'''
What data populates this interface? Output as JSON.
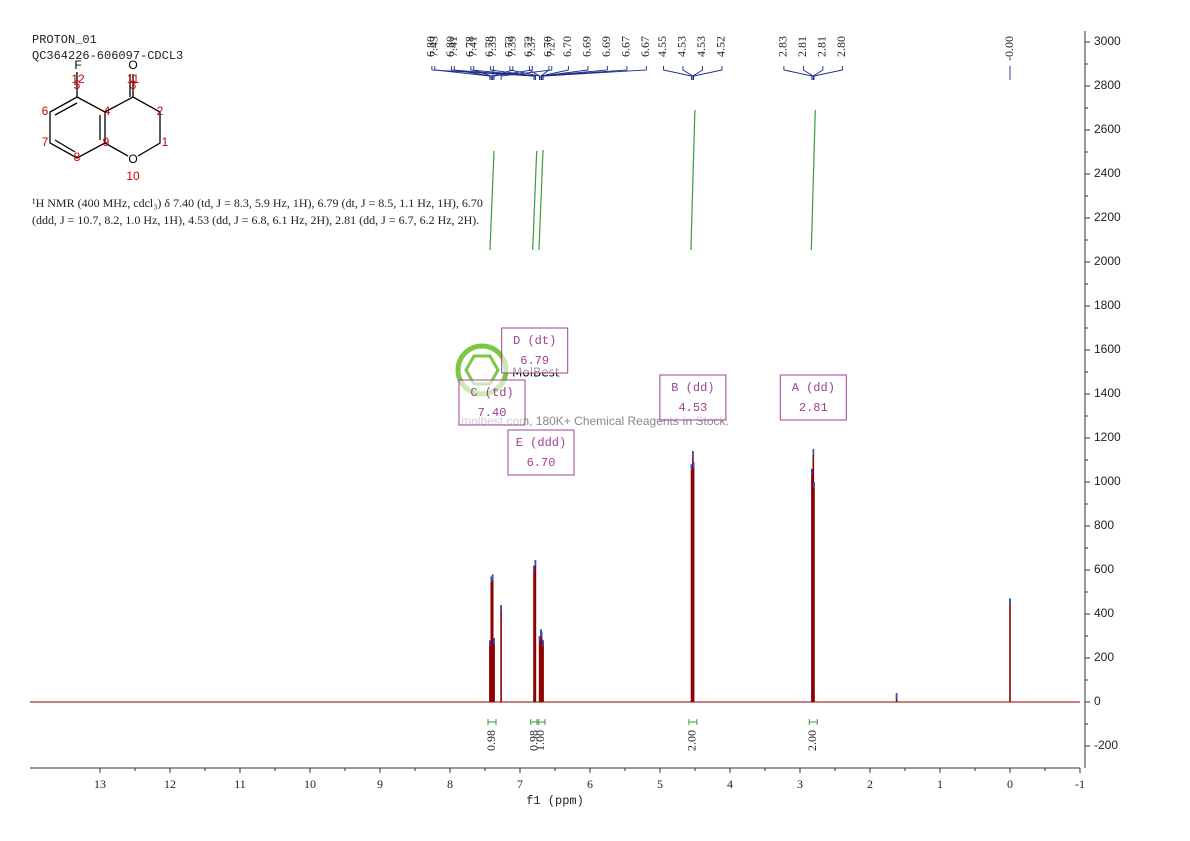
{
  "chart_data": {
    "type": "nmr",
    "title": "PROTON_01",
    "subtitle": "QC364226-606097-CDCL3",
    "description": [
      "¹H NMR (400 MHz, cdcl₃) δ 7.40 (td, J = 8.3, 5.9 Hz, 1H), 6.79 (dt, J = 8.5, 1.1 Hz, 1H), 6.70",
      "(ddd, J = 10.7, 8.2, 1.0 Hz, 1H), 4.53 (dd, J = 6.8, 6.1 Hz, 2H), 2.81 (dd, J = 6.7, 6.2 Hz, 2H)."
    ],
    "structure": {
      "atoms": [
        "F",
        "O",
        "O"
      ],
      "numbers": [
        "12",
        "11",
        "5",
        "3",
        "2",
        "6",
        "4",
        "7",
        "9",
        "1",
        "8",
        "10"
      ]
    },
    "watermark": {
      "brand": "MolBest",
      "text": "molbest.com, 180K+ Chemical Reagents In Stock."
    },
    "xlabel": "f1 (ppm)",
    "xlim": [
      14,
      -1
    ],
    "xticks": [
      13,
      12,
      11,
      10,
      9,
      8,
      7,
      6,
      5,
      4,
      3,
      2,
      1,
      0,
      -1
    ],
    "ylim": [
      -300,
      3050
    ],
    "yticks": [
      -200,
      0,
      200,
      400,
      600,
      800,
      1000,
      1200,
      1400,
      1600,
      1800,
      2000,
      2200,
      2400,
      2600,
      2800,
      3000
    ],
    "color": "#8b0000",
    "x": [
      7.43,
      7.41,
      7.39,
      7.37,
      7.27,
      6.8,
      6.78,
      6.72,
      6.7,
      6.69,
      6.67,
      4.55,
      4.53,
      4.52,
      2.83,
      2.81,
      2.8,
      1.62,
      0.0
    ],
    "values": [
      280,
      570,
      580,
      290,
      440,
      620,
      645,
      300,
      330,
      320,
      280,
      1080,
      1140,
      1090,
      1060,
      1150,
      1000,
      40,
      470
    ],
    "peak_labels": [
      {
        "value": 7.43,
        "label": "7.43"
      },
      {
        "value": 7.41,
        "label": "7.41"
      },
      {
        "value": 7.41,
        "label": "7.41"
      },
      {
        "value": 7.39,
        "label": "7.39"
      },
      {
        "value": 7.39,
        "label": "7.39"
      },
      {
        "value": 7.37,
        "label": "7.37"
      },
      {
        "value": 7.27,
        "label": "7.27"
      },
      {
        "value": 6.8,
        "label": "6.80"
      },
      {
        "value": 6.8,
        "label": "6.80"
      },
      {
        "value": 6.78,
        "label": "6.78"
      },
      {
        "value": 6.78,
        "label": "6.78"
      },
      {
        "value": 6.72,
        "label": "6.72"
      },
      {
        "value": 6.72,
        "label": "6.72"
      },
      {
        "value": 6.7,
        "label": "6.70"
      },
      {
        "value": 6.7,
        "label": "6.70"
      },
      {
        "value": 6.69,
        "label": "6.69"
      },
      {
        "value": 6.69,
        "label": "6.69"
      },
      {
        "value": 6.67,
        "label": "6.67"
      },
      {
        "value": 6.67,
        "label": "6.67"
      },
      {
        "value": 4.55,
        "label": "4.55"
      },
      {
        "value": 4.53,
        "label": "4.53"
      },
      {
        "value": 4.53,
        "label": "4.53"
      },
      {
        "value": 4.52,
        "label": "4.52"
      },
      {
        "value": 2.83,
        "label": "2.83"
      },
      {
        "value": 2.81,
        "label": "2.81"
      },
      {
        "value": 2.81,
        "label": "2.81"
      },
      {
        "value": 2.8,
        "label": "2.80"
      },
      {
        "value": 0.0,
        "label": "-0.00"
      }
    ],
    "multiplets": [
      {
        "name": "C (td)",
        "shift": 7.4,
        "shift_label": "7.40",
        "integral": 0.98,
        "integral_label": "0.98"
      },
      {
        "name": "D (dt)",
        "shift": 6.79,
        "shift_label": "6.79",
        "integral": 0.98,
        "integral_label": "0.98"
      },
      {
        "name": "E (ddd)",
        "shift": 6.7,
        "shift_label": "6.70",
        "integral": 1.0,
        "integral_label": "1.00"
      },
      {
        "name": "B (dd)",
        "shift": 4.53,
        "shift_label": "4.53",
        "integral": 2.0,
        "integral_label": "2.00"
      },
      {
        "name": "A (dd)",
        "shift": 2.81,
        "shift_label": "2.81",
        "integral": 2.0,
        "integral_label": "2.00"
      }
    ]
  }
}
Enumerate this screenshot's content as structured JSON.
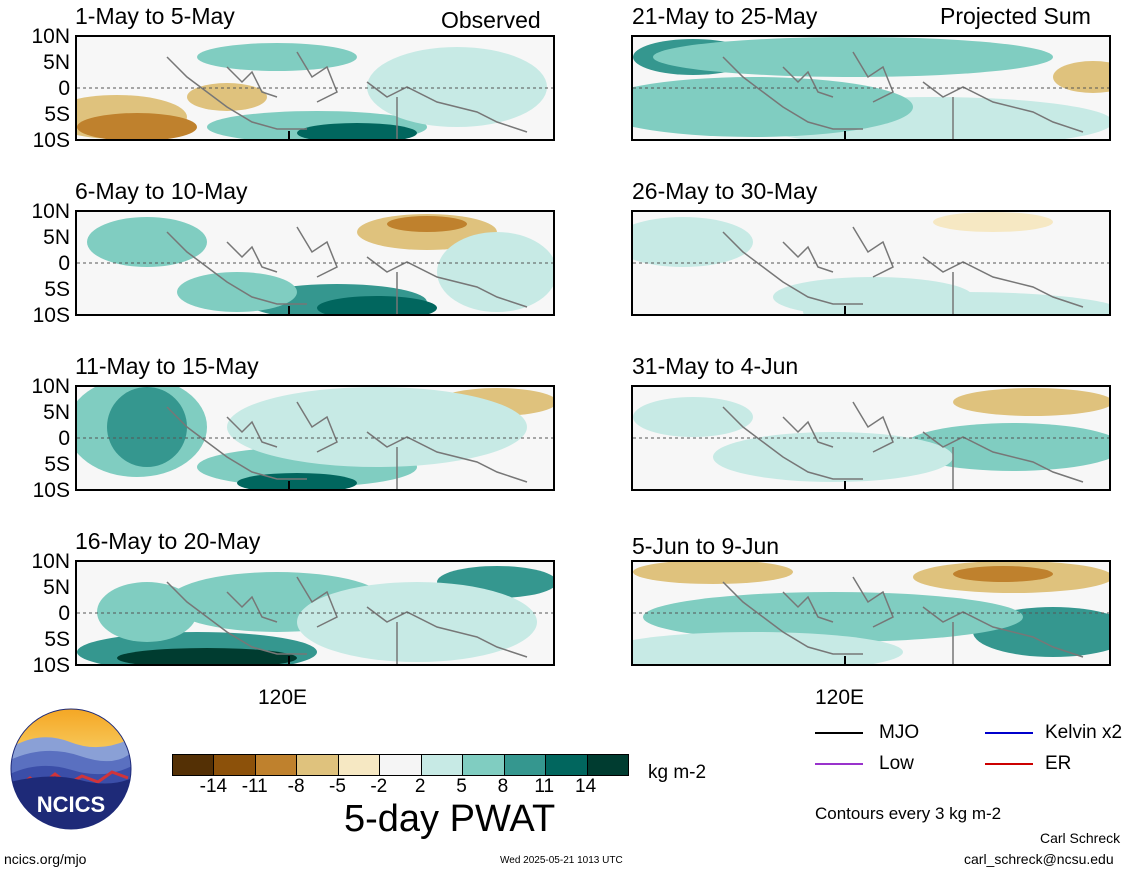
{
  "panels": [
    {
      "title": "1-May to 5-May",
      "corner": "Observed"
    },
    {
      "title": "6-May to 10-May",
      "corner": ""
    },
    {
      "title": "11-May to 15-May",
      "corner": ""
    },
    {
      "title": "16-May to 20-May",
      "corner": ""
    },
    {
      "title": "21-May to 25-May",
      "corner": "Projected Sum"
    },
    {
      "title": "26-May to 30-May",
      "corner": ""
    },
    {
      "title": "31-May to 4-Jun",
      "corner": ""
    },
    {
      "title": "5-Jun to 9-Jun",
      "corner": ""
    }
  ],
  "lat_labels": [
    "10N",
    "5N",
    "0",
    "5S",
    "10S"
  ],
  "lon_label": "120E",
  "colorbar": {
    "ticks": [
      "-14",
      "-11",
      "-8",
      "-5",
      "-2",
      "2",
      "5",
      "8",
      "11",
      "14"
    ],
    "colors": [
      "#543005",
      "#8c510a",
      "#bf812d",
      "#dfc27d",
      "#f6e8c3",
      "#f5f5f5",
      "#c7eae5",
      "#80cdc1",
      "#35978f",
      "#01665e",
      "#003c30"
    ],
    "units": "kg m-2",
    "title": "5-day PWAT"
  },
  "legend": {
    "items": [
      {
        "label": "MJO",
        "color": "#000000"
      },
      {
        "label": "Kelvin x2",
        "color": "#0000cc"
      },
      {
        "label": "Low",
        "color": "#9933cc"
      },
      {
        "label": "ER",
        "color": "#cc0000"
      }
    ],
    "contours_note": "Contours every 3 kg m-2"
  },
  "logo_text": "NCICS",
  "footer": {
    "website": "ncics.org/mjo",
    "timestamp": "Wed 2025-05-21 1013 UTC",
    "author": "Carl Schreck",
    "email": "carl_schreck@ncsu.edu"
  }
}
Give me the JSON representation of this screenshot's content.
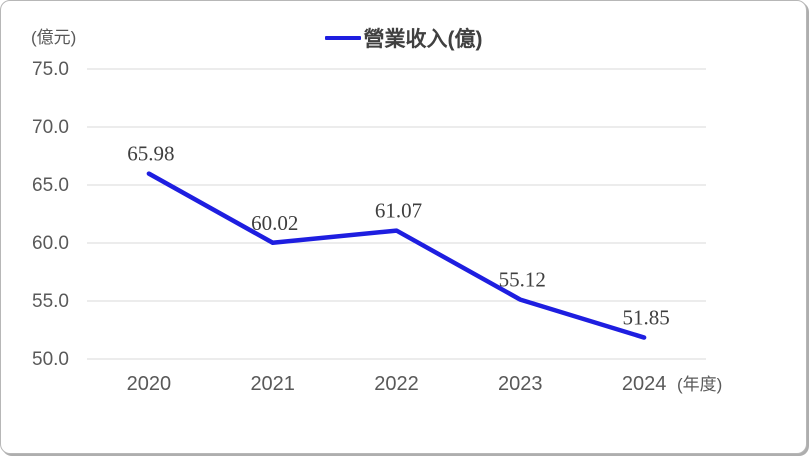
{
  "chart_data": {
    "type": "line",
    "title": "",
    "ylabel": "(億元)",
    "xlabel": "(年度)",
    "categories": [
      "2020",
      "2021",
      "2022",
      "2023",
      "2024"
    ],
    "series": [
      {
        "name": "營業收入(億)",
        "values": [
          65.98,
          60.02,
          61.07,
          55.12,
          51.85
        ],
        "data_labels": [
          "65.98",
          "60.02",
          "61.07",
          "55.12",
          "51.85"
        ]
      }
    ],
    "ylim": [
      50,
      75
    ],
    "y_ticks": [
      50,
      55,
      60,
      65,
      70,
      75
    ],
    "y_tick_labels": [
      "50.0",
      "55.0",
      "60.0",
      "65.0",
      "70.0",
      "75.0"
    ],
    "grid": true,
    "legend_position": "top-center",
    "colors": {
      "line": "#1e1ee0",
      "grid": "#d9d9d9",
      "tick_text": "#595959",
      "data_label_text": "#3f3f3f",
      "legend_text": "#404040",
      "frame_border": "#b7b7b7"
    }
  }
}
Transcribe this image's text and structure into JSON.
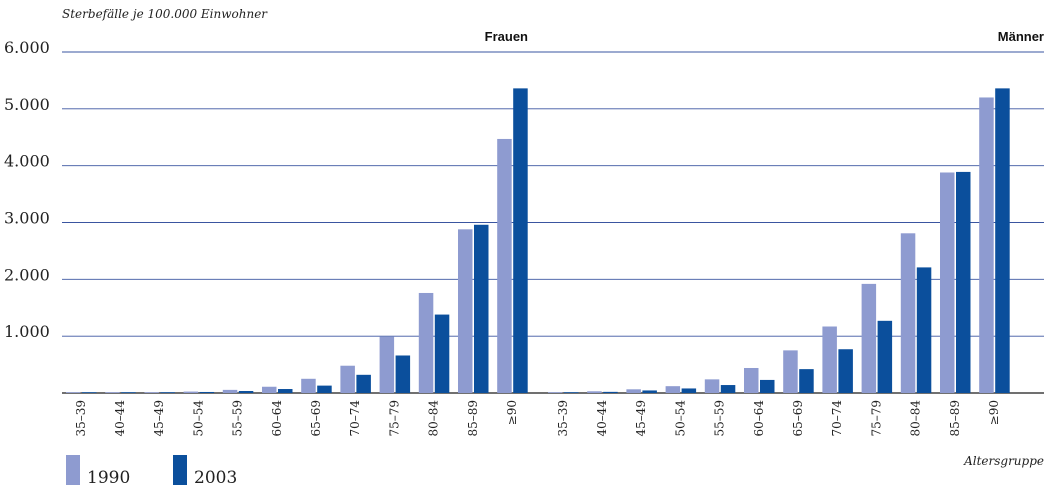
{
  "chart_data": {
    "type": "bar",
    "ylabel": "Sterbefälle je 100.000 Einwohner",
    "xlabel": "Altersgruppe",
    "ylim": [
      0,
      6000
    ],
    "yticks": [
      "",
      "1.000",
      "2.000",
      "3.000",
      "4.000",
      "5.000",
      "6.000"
    ],
    "ytick_values": [
      0,
      1000,
      2000,
      3000,
      4000,
      5000,
      6000
    ],
    "grid": true,
    "legend_position": "bottom-left",
    "colors": {
      "1990": "#8e9bd0",
      "2003": "#0b4f9c",
      "grid": "#3a55a0",
      "axis": "#1a1a1a"
    },
    "legend": [
      {
        "label": "1990",
        "color": "#8e9bd0"
      },
      {
        "label": "2003",
        "color": "#0b4f9c"
      }
    ],
    "panels": [
      {
        "title": "Frauen",
        "categories": [
          "35–39",
          "40–44",
          "45–49",
          "50–54",
          "55–59",
          "60–64",
          "65–69",
          "70–74",
          "75–79",
          "80–84",
          "85–89",
          "≥90"
        ],
        "series": [
          {
            "name": "1990",
            "values": [
              3,
              6,
              12,
              25,
              55,
              110,
              250,
              480,
              990,
              1760,
              2880,
              4470
            ]
          },
          {
            "name": "2003",
            "values": [
              2,
              4,
              8,
              18,
              35,
              70,
              130,
              320,
              660,
              1380,
              2960,
              5360
            ]
          }
        ]
      },
      {
        "title": "Männer",
        "categories": [
          "35–39",
          "40–44",
          "45–49",
          "50–54",
          "55–59",
          "60–64",
          "65–69",
          "70–74",
          "75–79",
          "80–84",
          "85–89",
          "≥90"
        ],
        "series": [
          {
            "name": "1990",
            "values": [
              10,
              30,
              65,
              120,
              240,
              440,
              750,
              1170,
              1920,
              2810,
              3880,
              5200
            ]
          },
          {
            "name": "2003",
            "values": [
              6,
              20,
              45,
              80,
              140,
              230,
              420,
              770,
              1270,
              2210,
              3890,
              5360
            ]
          }
        ]
      }
    ]
  }
}
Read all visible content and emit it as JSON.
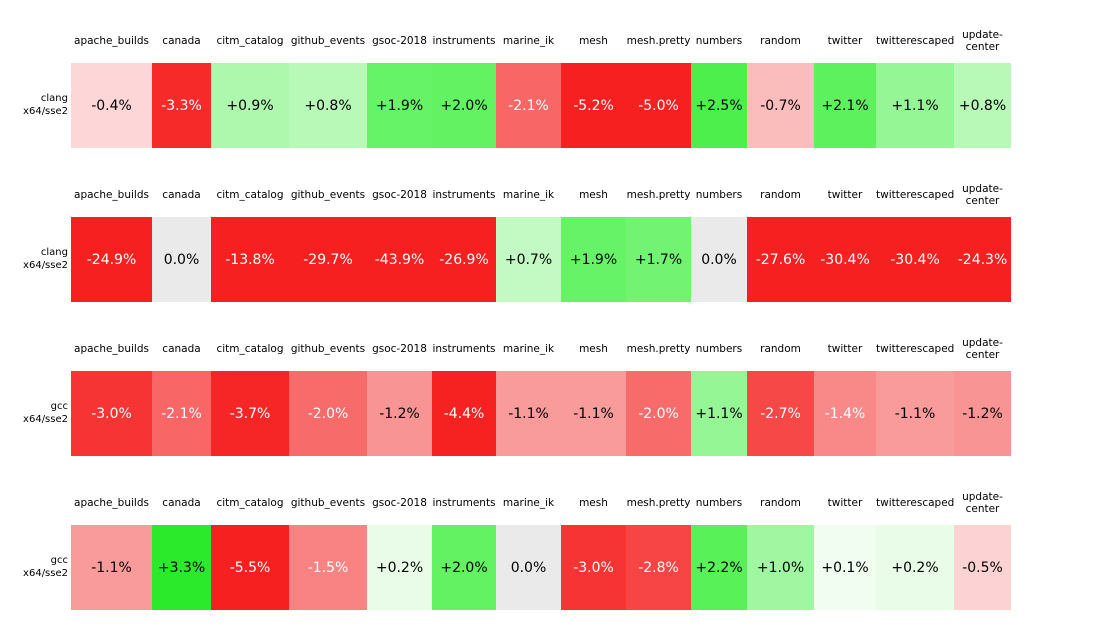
'''
What is needed: Take every line from the data above that holds "JSON" and copy it out.

Result of this task:
What data populates this interface? Output as JSON.
Enumerate this screenshot's content as structured JSON.
Give me the JSON representation of this screenshot's content.
Transcribe this image's text and structure into JSON.
Read all visible content and emit it as JSON.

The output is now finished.